* **Your objective**
Scan the entries line by line and return those with "Completed".
• • • •
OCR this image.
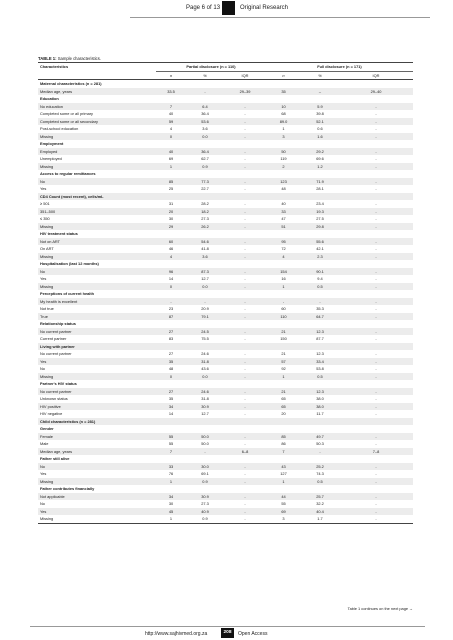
Page 6 of 13	Original Research
TABLE 1: Sample characteristics.
Characteristics	Partial disclosure (n = 110)			Full disclosure (n = 171)		
	n	%	IQR	n	%	IQR
Maternal characteristics (n = 281)						
Median age, years	33.5	-	29–39	35	–	29–40
Education						
No education	7	6.4	-	10	5.9	-
Completed some or all primary	40	36.4	-	68	39.8	-
Completed some or all secondary	59	53.6	-	89.0	52.1	-
Post-school education	4	3.6	-	1	0.6	-
Missing	0	0.0	-	3	1.6	-
Employment						
Employed	40	36.4	-	50	29.2	-
Unemployed	69	62.7	-	119	69.6	-
Missing	1	0.9	-	2	1.2	-
Access to regular remittances						
No	85	77.3	-	123	71.9	-
Yes	25	22.7	-	48	28.1	-
CD4 Count (most recent), cells/mL						
≥ 501	31	28.2	-	40	23.4	-
351–500	20	18.2	-	33	19.3	-
≤ 350	30	27.3	-	47	27.5	-
Missing	29	26.2	-	51	29.8	-
HIV treatment status						
Not on ART	60	54.6	-	95	55.6	-
On ART	46	41.8	-	72	42.1	-
Missing	4	3.6	-	4	2.3	-
Hospitalisation (last 12 months)						
No	96	87.3	-	154	90.1	-
Yes	14	12.7	-	16	9.4	-
Missing	0	0.0	-	1	0.5	-
Perceptions of current health						
My health is excellent	-	-	-	-	-	-
Not true	23	20.9	-	60	35.3	-
True	87	79.1	-	110	64.7	-
Relationship status						
No current partner	27	24.5	-	21	12.3	-
Current partner	83	75.5	-	150	87.7	-
Living with partner						
No current partner	27	24.6	-	21	12.3	-
Yes	35	31.8	-	57	33.4	-
No	48	43.6	-	92	53.8	-
Missing	0	0.0	-	1	0.5	-
Partner's HIV status						
No current partner	27	24.6	-	21	12.3	-
Unknown status	35	31.8	-	65	38.0	-
HIV positive	34	30.9	-	65	38.0	-
HIV negative	14	12.7	-	20	11.7	-
Child characteristics (n = 281)						
Gender						
Female	55	50.0	-	85	49.7	-
Male	55	50.0	-	86	50.3	-
Median age, years	7	-	6–8	7	-	7–8
Father still alive						
No	33	30.0	-	43	25.2	-
Yes	76	69.1	-	127	74.3	-
Missing	1	0.9	-	1	0.5	-
Father contributes financially						
Not applicable	34	30.9	-	44	25.7	-
No	30	27.3	-	55	32.2	-
Yes	45	40.9	-	69	40.4	-
Missing	1	0.9	-	3	1.7	-
Table 1 continues on the next page →
http://www.sajhivmed.org.za	208	Open Access
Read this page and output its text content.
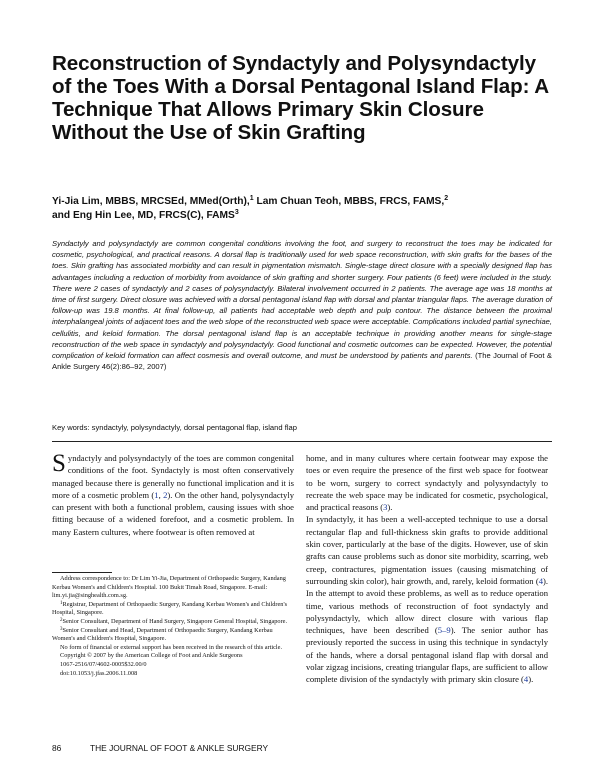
Reconstruction of Syndactyly and Polysyndactyly of the Toes With a Dorsal Pentagonal Island Flap: A Technique That Allows Primary Skin Closure Without the Use of Skin Grafting
Yi-Jia Lim, MBBS, MRCSEd, MMed(Orth),$^1$ Lam Chuan Teoh, MBBS, FRCS, FAMS,$^2$
and Eng Hin Lee, MD, FRCS(C), FAMS$^3$
Syndactyly and polysyndactyly are common congenital conditions involving the foot, and surgery to reconstruct the toes may be indicated for cosmetic, psychological, and practical reasons. A dorsal flap is traditionally used for web space reconstruction, with skin grafts for the bases of the toes. Skin grafting has associated morbidity and can result in pigmentation mismatch. Single-stage direct closure with a specially designed flap has advantages including a reduction of morbidity from avoidance of skin grafting and shorter surgery. Four patients (6 feet) were included in the study. There were 2 cases of syndactyly and 2 cases of polysyndactyly. Bilateral involvement occurred in 2 patients. The average age was 18 months at time of first surgery. Direct closure was achieved with a dorsal pentagonal island flap with dorsal and plantar triangular flaps. The average duration of follow-up was 19.8 months. At final follow-up, all patients had acceptable web depth and pulp contour. The distance between the proximal interphalangeal joints of adjacent toes and the web slope of the reconstructed web space were acceptable. Complications included partial synechiae, cellulitis, and keloid formation. The dorsal pentagonal island flap is an acceptable technique in providing another means for single-stage reconstruction of the web space in syndactyly and polysyndactyly. Good functional and cosmetic outcomes can be expected. However, the potential complication of keloid formation can affect cosmesis and overall outcome, and must be understood by patients and parents. (The Journal of Foot & Ankle Surgery 46(2):86–92, 2007)
Key words: syndactyly, polysyndactyly, dorsal pentagonal flap, island flap
Syndactyly and polysyndactyly of the toes are common congenital conditions of the foot. Syndactyly is most often conservatively managed because there is generally no functional implication and it is more of a cosmetic problem (1, 2). On the other hand, polysyndactyly can present with both a functional problem, causing issues with shoe fitting because of a widened forefoot, and a cosmetic problem. In many Eastern cultures, where footwear is often removed at

Address correspondence to: Dr Lim Yi-Jia, Department of Orthopaedic Surgery, Kandang Kerbau Women's and Children's Hospital. 100 Bukit Timah Road, Singapore. E-mail: lim.yi.jia@singhealth.com.sg.

$^1$Registrar, Department of Orthopaedic Surgery, Kandang Kerbau Women's and Children's Hospital, Singapore.

$^2$Senior Consultant, Department of Hand Surgery, Singapore General Hospital, Singapore.

$^3$Senior Consultant and Head, Department of Orthopaedic Surgery, Kandang Kerbau Women's and Children's Hospital, Singapore.

No form of financial or external support has been received in the research of this article.

Copyright © 2007 by the American College of Foot and Ankle Surgeons

1067-2516/07/4602-0005$32.00/0

doi:10.1053/j.jfas.2006.11.008

home, and in many cultures where certain footwear may expose the toes or even require the presence of the first web space for footwear to be worn, surgery to correct syndactyly and polysyndactyly to recreate the web space may be indicated for cosmetic, psychological, and practical reasons (3).
In syndactyly, it has been a well-accepted technique to use a dorsal rectangular flap and full-thickness skin grafts to provide additional skin cover, particularly at the base of the digits. However, use of skin grafts can cause problems such as donor site morbidity, scarring, web creep, contractures, pigmentation issues (causing mismatching of surrounding skin color), hair growth, and, rarely, keloid formation (4). In the attempt to avoid these problems, as well as to reduce operation time, various methods of reconstruction of foot syndactyly and polysyndactyly, which allow direct closure with various flap techniques, have been described (5–9). The senior author has previously reported the success in using this technique in syndactyly of the hands, where a dorsal pentagonal island flap with dorsal and volar zigzag incisions, creating triangular flaps, are sufficient to allow complete division of the syndactyly with primary skin closure (4).
86	THE JOURNAL OF FOOT & ANKLE SURGERY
• • • •
* **Answer for the task**
Completed some or all primary	40	36.4	-	68	39.8	-
Completed some or all secondary	59	53.6	-	89.0	52.1	-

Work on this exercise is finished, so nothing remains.